» **DATA SHOWN**
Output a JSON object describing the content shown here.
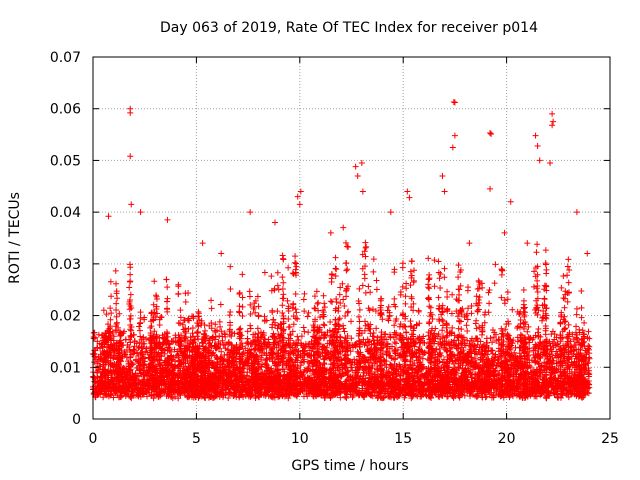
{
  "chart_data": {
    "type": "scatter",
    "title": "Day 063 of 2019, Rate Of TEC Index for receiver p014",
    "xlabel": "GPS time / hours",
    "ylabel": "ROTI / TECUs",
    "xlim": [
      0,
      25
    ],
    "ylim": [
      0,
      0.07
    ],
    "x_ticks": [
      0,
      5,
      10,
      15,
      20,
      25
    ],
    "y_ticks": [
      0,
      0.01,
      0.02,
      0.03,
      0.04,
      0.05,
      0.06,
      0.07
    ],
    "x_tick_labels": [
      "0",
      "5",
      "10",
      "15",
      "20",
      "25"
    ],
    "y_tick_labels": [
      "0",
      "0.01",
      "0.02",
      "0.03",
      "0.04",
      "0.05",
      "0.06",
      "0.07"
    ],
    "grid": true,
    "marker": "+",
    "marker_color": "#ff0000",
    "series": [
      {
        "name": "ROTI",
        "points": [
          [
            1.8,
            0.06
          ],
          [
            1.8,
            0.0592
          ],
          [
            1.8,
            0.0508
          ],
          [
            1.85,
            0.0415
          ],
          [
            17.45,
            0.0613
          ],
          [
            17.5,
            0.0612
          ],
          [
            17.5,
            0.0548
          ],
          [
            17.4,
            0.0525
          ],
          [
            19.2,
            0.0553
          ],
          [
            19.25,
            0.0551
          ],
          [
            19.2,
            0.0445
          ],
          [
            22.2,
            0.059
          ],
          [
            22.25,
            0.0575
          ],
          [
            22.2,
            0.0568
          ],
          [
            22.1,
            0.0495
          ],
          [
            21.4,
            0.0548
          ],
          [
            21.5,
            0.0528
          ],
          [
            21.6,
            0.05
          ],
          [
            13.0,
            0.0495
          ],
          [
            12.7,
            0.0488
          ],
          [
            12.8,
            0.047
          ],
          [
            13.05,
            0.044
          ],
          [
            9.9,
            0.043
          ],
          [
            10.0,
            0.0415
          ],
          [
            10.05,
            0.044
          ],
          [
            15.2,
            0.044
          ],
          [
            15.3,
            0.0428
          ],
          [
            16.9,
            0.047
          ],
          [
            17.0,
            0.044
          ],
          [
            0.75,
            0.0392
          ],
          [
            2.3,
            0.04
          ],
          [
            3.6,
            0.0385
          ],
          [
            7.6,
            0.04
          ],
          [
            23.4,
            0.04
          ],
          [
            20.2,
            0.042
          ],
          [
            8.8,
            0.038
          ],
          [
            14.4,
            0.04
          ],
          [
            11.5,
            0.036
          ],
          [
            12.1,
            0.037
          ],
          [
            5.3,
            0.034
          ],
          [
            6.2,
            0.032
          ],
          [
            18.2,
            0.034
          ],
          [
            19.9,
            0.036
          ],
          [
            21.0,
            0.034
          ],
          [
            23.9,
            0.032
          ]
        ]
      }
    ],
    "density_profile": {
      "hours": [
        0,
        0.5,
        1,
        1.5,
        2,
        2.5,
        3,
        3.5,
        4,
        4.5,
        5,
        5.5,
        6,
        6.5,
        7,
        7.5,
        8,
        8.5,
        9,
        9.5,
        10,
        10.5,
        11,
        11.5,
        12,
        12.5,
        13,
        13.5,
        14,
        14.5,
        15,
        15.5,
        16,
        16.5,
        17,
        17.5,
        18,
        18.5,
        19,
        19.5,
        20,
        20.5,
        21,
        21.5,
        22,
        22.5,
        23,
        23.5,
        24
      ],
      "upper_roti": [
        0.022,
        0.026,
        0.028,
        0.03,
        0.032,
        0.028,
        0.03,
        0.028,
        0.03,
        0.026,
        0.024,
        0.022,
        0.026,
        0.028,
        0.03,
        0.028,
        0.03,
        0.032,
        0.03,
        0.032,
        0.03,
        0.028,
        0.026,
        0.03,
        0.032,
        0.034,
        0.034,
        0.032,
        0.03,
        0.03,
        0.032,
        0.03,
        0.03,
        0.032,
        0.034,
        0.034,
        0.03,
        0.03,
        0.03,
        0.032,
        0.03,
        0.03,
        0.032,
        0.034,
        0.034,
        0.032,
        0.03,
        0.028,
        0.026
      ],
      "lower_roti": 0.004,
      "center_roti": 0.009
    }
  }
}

» **TASK BRIEF**
What comes back should match the records exactly, minus any pictures.

» **RESULT**
Output a JSON object describing the content shown here.
{
  "chart_data": {
    "type": "scatter",
    "title": "Day 063 of 2019, Rate Of TEC Index for receiver p014",
    "xlabel": "GPS time / hours",
    "ylabel": "ROTI / TECUs",
    "xlim": [
      0,
      25
    ],
    "ylim": [
      0,
      0.07
    ],
    "x_ticks": [
      0,
      5,
      10,
      15,
      20,
      25
    ],
    "y_ticks": [
      0,
      0.01,
      0.02,
      0.03,
      0.04,
      0.05,
      0.06,
      0.07
    ],
    "x_tick_labels": [
      "0",
      "5",
      "10",
      "15",
      "20",
      "25"
    ],
    "y_tick_labels": [
      "0",
      "0.01",
      "0.02",
      "0.03",
      "0.04",
      "0.05",
      "0.06",
      "0.07"
    ],
    "grid": true,
    "marker": "+",
    "marker_color": "#ff0000",
    "series": [
      {
        "name": "ROTI",
        "points": [
          [
            1.8,
            0.06
          ],
          [
            1.8,
            0.0592
          ],
          [
            1.8,
            0.0508
          ],
          [
            1.85,
            0.0415
          ],
          [
            17.45,
            0.0613
          ],
          [
            17.5,
            0.0612
          ],
          [
            17.5,
            0.0548
          ],
          [
            17.4,
            0.0525
          ],
          [
            19.2,
            0.0553
          ],
          [
            19.25,
            0.0551
          ],
          [
            19.2,
            0.0445
          ],
          [
            22.2,
            0.059
          ],
          [
            22.25,
            0.0575
          ],
          [
            22.2,
            0.0568
          ],
          [
            22.1,
            0.0495
          ],
          [
            21.4,
            0.0548
          ],
          [
            21.5,
            0.0528
          ],
          [
            21.6,
            0.05
          ],
          [
            13.0,
            0.0495
          ],
          [
            12.7,
            0.0488
          ],
          [
            12.8,
            0.047
          ],
          [
            13.05,
            0.044
          ],
          [
            9.9,
            0.043
          ],
          [
            10.0,
            0.0415
          ],
          [
            10.05,
            0.044
          ],
          [
            15.2,
            0.044
          ],
          [
            15.3,
            0.0428
          ],
          [
            16.9,
            0.047
          ],
          [
            17.0,
            0.044
          ],
          [
            0.75,
            0.0392
          ],
          [
            2.3,
            0.04
          ],
          [
            3.6,
            0.0385
          ],
          [
            7.6,
            0.04
          ],
          [
            23.4,
            0.04
          ],
          [
            20.2,
            0.042
          ],
          [
            8.8,
            0.038
          ],
          [
            14.4,
            0.04
          ],
          [
            11.5,
            0.036
          ],
          [
            12.1,
            0.037
          ],
          [
            5.3,
            0.034
          ],
          [
            6.2,
            0.032
          ],
          [
            18.2,
            0.034
          ],
          [
            19.9,
            0.036
          ],
          [
            21.0,
            0.034
          ],
          [
            23.9,
            0.032
          ]
        ]
      }
    ],
    "density_profile": {
      "hours": [
        0,
        0.5,
        1,
        1.5,
        2,
        2.5,
        3,
        3.5,
        4,
        4.5,
        5,
        5.5,
        6,
        6.5,
        7,
        7.5,
        8,
        8.5,
        9,
        9.5,
        10,
        10.5,
        11,
        11.5,
        12,
        12.5,
        13,
        13.5,
        14,
        14.5,
        15,
        15.5,
        16,
        16.5,
        17,
        17.5,
        18,
        18.5,
        19,
        19.5,
        20,
        20.5,
        21,
        21.5,
        22,
        22.5,
        23,
        23.5,
        24
      ],
      "upper_roti": [
        0.022,
        0.026,
        0.028,
        0.03,
        0.032,
        0.028,
        0.03,
        0.028,
        0.03,
        0.026,
        0.024,
        0.022,
        0.026,
        0.028,
        0.03,
        0.028,
        0.03,
        0.032,
        0.03,
        0.032,
        0.03,
        0.028,
        0.026,
        0.03,
        0.032,
        0.034,
        0.034,
        0.032,
        0.03,
        0.03,
        0.032,
        0.03,
        0.03,
        0.032,
        0.034,
        0.034,
        0.03,
        0.03,
        0.03,
        0.032,
        0.03,
        0.03,
        0.032,
        0.034,
        0.034,
        0.032,
        0.03,
        0.028,
        0.026
      ],
      "lower_roti": 0.004,
      "center_roti": 0.009
    }
  }
}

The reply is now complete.